Supplied text:
------------------------

This event is not news to me. I’ve already had advanced knowledge that I might just be included in photographs that could be around for eternity.
With this advanced knowledge in mind, while, feasting on bittenballen, I drew up a plan. Mr Sunshine and I bought a cross-trainer, half an hour a day should see me right I thought, before turning to the latest free Kindle book. I filled the house with lettuce and bananas, Mr Sunshine stocked up on wine and family sized Tiramisu. I can easy do it in six months I thought after Christmas, I’ll start tomorrow!
I needed another plan. My usual (and preferred attire) is jeans and T shirts, if forced I’ll squeeze into something black. Neither of these looks I assumed would work as a wedding outfit for the mother of the groom. So, gathering my remaining shreds of dignity, I set sail for the shops; wisely leaving my glasses at home. Unfortunately none of the shops in Breda stock weight or age shaving garments.
With my head hanging I turned towards the underwear department in V & D. Disappointingly, the shop assistants looked not in the least bit shocked as I harvested an array of skin coloured XL underwear from the section deludingly called Glamour wear. I bought the biggest! It’s uncomfortable, will double as thermals in the Dutch winter, for some reason best not thought about it’s crotch-less, but it works.
My plan was coming together.
All that was needed was the highest pair of shoes I could conceivably stand up in.
|I can't believe I'm swapping my trainers with bespoke dropped arch support for these!|
Sunday, 12 May 2013
Wednesday, 8 May 2013
When we first arrived in the Netherlands we raved about the location of our new home. Breda is an extraordinarily pretty city, the people here are friendly and gracious (with the, possible, exception of a lady at the city hall and one rather unfortunate haemorrhoid suffering vet). We are on the doorstep of so many magnificent cities; we can drive to France, Italy, or Switzerland in a few hours. We can fly back to the UK in sixty minutes, or visit practically any destination that takes our fancy from Schiphol International, Europe’s largest airport.
|Paris or Venice or Frankfurt!|
Mr Sunshine, needed to see a friend and Frankfurt, it seems, is about equal distance from that friend’s home and ours.
So, dizzy with the thought of an adventure, we booked Alfie in for 24 hours at the doggy respite centre, hire a car from Budget Rentals (anything above 35mph in our own dear vehicle turns the passengers into juddering earplug wearing marionettes) and packed our best, rather tight, going out clothes.

------------------------

Questions on the material:
**a.** In the blog text, what did Mr Sunshine stock up on while the house was filled with lettuce and bananas?
**b.** According to the blog text, why did the couple hire a car from Budget Rentals for the Frankfurt trip?
**c.** Carry on the blog text, starting after its last sentence.

------------------------

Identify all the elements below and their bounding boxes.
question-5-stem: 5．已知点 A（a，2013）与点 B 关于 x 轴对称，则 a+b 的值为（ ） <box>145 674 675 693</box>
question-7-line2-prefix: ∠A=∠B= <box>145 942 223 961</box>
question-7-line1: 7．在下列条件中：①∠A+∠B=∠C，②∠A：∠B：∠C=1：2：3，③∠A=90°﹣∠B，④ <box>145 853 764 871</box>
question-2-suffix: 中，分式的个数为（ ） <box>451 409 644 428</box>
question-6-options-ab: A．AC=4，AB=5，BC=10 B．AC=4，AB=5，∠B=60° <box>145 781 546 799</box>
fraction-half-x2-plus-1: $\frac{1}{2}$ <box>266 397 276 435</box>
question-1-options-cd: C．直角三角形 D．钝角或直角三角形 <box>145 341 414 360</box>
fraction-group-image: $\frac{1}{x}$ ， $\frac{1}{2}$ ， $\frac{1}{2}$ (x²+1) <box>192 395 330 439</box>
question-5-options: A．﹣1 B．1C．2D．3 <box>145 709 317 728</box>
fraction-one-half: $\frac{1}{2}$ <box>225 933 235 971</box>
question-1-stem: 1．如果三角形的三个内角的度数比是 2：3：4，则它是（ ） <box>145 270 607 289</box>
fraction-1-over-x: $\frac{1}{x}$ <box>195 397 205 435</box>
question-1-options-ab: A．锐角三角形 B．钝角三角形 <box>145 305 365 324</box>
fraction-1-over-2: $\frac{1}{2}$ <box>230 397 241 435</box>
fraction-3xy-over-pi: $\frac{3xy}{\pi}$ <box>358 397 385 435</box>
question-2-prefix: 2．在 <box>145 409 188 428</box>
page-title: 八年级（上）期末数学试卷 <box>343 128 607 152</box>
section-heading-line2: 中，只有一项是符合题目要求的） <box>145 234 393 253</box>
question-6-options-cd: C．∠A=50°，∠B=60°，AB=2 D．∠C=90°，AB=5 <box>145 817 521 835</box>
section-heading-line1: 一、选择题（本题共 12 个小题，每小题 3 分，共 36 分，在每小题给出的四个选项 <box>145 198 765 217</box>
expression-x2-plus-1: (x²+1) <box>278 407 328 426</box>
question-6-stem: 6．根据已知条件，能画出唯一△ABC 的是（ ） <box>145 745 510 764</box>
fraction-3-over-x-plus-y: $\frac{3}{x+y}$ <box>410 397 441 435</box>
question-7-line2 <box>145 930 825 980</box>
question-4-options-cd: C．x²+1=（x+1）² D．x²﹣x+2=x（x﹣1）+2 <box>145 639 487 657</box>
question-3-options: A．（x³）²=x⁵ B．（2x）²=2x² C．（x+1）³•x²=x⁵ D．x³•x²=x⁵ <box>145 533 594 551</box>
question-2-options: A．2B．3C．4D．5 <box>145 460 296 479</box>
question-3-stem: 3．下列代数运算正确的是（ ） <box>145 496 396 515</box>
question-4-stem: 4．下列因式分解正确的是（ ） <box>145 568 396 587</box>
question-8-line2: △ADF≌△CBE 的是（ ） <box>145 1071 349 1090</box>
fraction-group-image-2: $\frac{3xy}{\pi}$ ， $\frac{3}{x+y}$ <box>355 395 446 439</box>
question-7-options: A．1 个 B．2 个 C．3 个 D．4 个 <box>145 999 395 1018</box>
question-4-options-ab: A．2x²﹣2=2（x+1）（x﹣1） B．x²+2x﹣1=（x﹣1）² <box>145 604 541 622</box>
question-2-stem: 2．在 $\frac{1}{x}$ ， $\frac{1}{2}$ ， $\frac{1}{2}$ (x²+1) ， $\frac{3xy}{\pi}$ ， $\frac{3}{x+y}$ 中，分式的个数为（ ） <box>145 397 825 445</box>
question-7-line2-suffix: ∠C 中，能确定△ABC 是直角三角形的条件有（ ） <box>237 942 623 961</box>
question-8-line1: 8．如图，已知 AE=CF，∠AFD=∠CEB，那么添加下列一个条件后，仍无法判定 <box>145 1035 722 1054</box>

------------------------

Results in order:
**a.** Wine and family sized Tiramisu.

**b.** They hired a car because driving their own vehicle at anything above 35mph turns the passengers into juddering marionettes wearing earplugs.

**c.**
The odd facial tick and involuntary arm jerk warned me that Mr Sunshine was still coming down from his Masters high, and in no fit state to take the first shift at the wheel. So, in an attempt to earn some brownie points I offered to drive. For those of you that have never driven a right hand drive car be warned it is not as easy as it looks. Patting your head with one hand and rubbing your tummy in a circle with the other, is a reasonably close description of the sensation. According to Mr Sunshine I was in constant danger of hitting the curb. I noticed my eyes spent dangerously long scanning for the mirror. These were minor inconveniences compared to my door swinging open every time I tried to change gear.
After some rhetorical discussion I convinced Mr Sunshine to let go of the dashboard and I continued with the drive. The long motorway/autobahn drive to Frankfurt was unremarkable, apart from one fact: it circles the longest city in Germany. From the moment we entered the Deutschland autobahn I started seeing the signs for this long city. Mr Sunshine even looked up once or twice from his ‘Zombies R Us’ magazine to comment irritably its ridiculous size.
|Every junction had a sign for this city|
Six hours later the Satnav led us into an abandoned subterranean car park, where we parked, rather foolishly, next to a 1970’s orange and black Mustang and walked out into Harlem. We partook of several more rhetorical discussions while trying to locate the Best Western Hotel.
‘Let’s ask somebody where the hotel is.’
‘Let’s look up here’
‘Can we go home?’
After walking gingerly over the dried vomit littered streets we finally found the hotel under a busy flyover. Trying not to be downhearted we consoled ourselves we the thought that wine and the good company of friends would soften out our first impressions of Frankfurt. And I expect it would have, if the receptionist hadn’t informed us that, not only, had our friends not arrived but they weren’t even booked in.
|Best Western Frankfurt|
Mr Sunshine stormed off to our room muttering 'typical', and I felt that familiar guilty question lurking:
Is it my fault?
Several hours later we discover those friends were, actually, booked in the same hotel, just not in the same city.
At which point I thought longingly of that extraordinarily pretty city I’d been so keen to escape and wished to see another one of those signs for Ausfahrt.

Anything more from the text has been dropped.